* Records excerpted from a collection *
───
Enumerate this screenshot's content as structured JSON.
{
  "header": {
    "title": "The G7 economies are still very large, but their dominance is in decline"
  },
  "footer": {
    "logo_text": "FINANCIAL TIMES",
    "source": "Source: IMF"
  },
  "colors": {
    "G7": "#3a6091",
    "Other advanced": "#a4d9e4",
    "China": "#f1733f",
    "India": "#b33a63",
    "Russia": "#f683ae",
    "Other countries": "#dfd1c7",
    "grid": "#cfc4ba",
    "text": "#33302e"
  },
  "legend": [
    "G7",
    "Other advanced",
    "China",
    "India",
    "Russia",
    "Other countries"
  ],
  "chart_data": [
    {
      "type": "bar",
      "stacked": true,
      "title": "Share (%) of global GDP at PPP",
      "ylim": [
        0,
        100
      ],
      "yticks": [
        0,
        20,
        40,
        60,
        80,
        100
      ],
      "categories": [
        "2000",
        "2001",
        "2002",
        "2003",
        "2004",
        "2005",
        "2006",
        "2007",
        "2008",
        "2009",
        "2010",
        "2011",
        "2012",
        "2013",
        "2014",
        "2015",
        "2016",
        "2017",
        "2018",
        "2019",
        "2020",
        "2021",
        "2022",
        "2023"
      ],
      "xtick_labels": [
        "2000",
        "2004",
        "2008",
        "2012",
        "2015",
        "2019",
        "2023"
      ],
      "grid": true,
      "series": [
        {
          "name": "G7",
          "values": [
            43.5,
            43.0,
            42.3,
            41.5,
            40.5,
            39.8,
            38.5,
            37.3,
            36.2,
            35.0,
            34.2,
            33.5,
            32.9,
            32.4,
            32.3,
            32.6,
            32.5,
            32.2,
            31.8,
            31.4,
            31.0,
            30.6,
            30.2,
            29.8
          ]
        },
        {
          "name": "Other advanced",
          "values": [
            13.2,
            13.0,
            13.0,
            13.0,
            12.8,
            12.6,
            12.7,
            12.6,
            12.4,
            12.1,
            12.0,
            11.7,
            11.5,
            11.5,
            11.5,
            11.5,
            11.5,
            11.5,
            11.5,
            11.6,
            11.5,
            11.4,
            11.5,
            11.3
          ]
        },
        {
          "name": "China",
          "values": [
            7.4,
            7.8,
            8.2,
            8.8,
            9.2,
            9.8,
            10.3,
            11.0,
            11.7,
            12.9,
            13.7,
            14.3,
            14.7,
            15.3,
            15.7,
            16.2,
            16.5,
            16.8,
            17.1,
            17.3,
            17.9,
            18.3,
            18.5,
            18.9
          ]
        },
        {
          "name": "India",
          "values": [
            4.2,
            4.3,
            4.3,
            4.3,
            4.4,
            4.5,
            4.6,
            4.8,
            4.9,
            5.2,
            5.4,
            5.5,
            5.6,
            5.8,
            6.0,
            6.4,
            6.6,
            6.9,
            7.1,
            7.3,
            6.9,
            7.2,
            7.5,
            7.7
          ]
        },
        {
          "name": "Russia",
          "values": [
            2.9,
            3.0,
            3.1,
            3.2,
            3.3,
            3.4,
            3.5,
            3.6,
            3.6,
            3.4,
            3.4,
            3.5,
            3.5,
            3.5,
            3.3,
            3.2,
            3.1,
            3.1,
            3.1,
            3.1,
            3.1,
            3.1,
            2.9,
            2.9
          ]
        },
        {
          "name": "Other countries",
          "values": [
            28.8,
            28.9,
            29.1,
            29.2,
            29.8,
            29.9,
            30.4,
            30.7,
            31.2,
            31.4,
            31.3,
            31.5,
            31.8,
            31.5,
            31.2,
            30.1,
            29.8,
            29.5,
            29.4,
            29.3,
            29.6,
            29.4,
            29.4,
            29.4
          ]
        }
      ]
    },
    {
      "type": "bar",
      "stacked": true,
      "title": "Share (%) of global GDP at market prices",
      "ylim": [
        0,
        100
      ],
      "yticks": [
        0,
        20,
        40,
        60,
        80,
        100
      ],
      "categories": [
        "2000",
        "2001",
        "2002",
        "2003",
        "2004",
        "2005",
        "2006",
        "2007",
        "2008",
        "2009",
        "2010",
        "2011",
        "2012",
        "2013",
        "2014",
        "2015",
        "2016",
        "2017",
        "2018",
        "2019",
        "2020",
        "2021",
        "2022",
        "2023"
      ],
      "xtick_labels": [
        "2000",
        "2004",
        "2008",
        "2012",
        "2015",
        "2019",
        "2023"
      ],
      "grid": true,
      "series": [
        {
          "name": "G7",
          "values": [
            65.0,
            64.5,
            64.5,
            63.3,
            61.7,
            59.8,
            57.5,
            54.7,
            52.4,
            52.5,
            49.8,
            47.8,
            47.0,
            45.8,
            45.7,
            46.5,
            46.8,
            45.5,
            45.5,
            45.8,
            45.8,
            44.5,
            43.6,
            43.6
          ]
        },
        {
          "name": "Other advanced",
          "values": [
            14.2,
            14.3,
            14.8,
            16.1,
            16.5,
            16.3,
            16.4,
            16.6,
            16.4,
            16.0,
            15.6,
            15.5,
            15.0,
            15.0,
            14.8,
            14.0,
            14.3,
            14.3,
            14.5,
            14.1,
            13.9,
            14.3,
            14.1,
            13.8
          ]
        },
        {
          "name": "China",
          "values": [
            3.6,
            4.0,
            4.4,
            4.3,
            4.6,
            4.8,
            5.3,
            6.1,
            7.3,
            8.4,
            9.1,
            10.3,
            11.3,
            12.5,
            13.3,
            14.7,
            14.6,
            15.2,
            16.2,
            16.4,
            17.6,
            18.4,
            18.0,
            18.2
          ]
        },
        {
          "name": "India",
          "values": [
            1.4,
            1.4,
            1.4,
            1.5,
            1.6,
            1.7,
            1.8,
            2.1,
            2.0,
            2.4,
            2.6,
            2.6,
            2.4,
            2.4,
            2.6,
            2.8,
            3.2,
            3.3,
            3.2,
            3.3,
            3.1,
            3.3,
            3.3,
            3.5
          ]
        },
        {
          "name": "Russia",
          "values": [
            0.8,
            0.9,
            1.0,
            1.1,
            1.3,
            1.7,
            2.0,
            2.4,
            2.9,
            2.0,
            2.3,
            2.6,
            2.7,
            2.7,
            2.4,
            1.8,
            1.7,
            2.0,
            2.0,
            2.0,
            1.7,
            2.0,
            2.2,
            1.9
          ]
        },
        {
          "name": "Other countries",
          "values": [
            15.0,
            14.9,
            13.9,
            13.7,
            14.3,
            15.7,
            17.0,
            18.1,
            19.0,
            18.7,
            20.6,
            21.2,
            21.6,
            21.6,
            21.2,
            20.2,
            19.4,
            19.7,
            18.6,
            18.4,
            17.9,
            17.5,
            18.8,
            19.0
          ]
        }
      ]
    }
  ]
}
───
* AIM *
Check every line of the data above for the string "countries", and copy those that have it.

* THE COMPLETED TASK *
    "Other countries": "#dfd1c7",
    "Other countries"
          "name": "Other countries",
          "name": "Other countries",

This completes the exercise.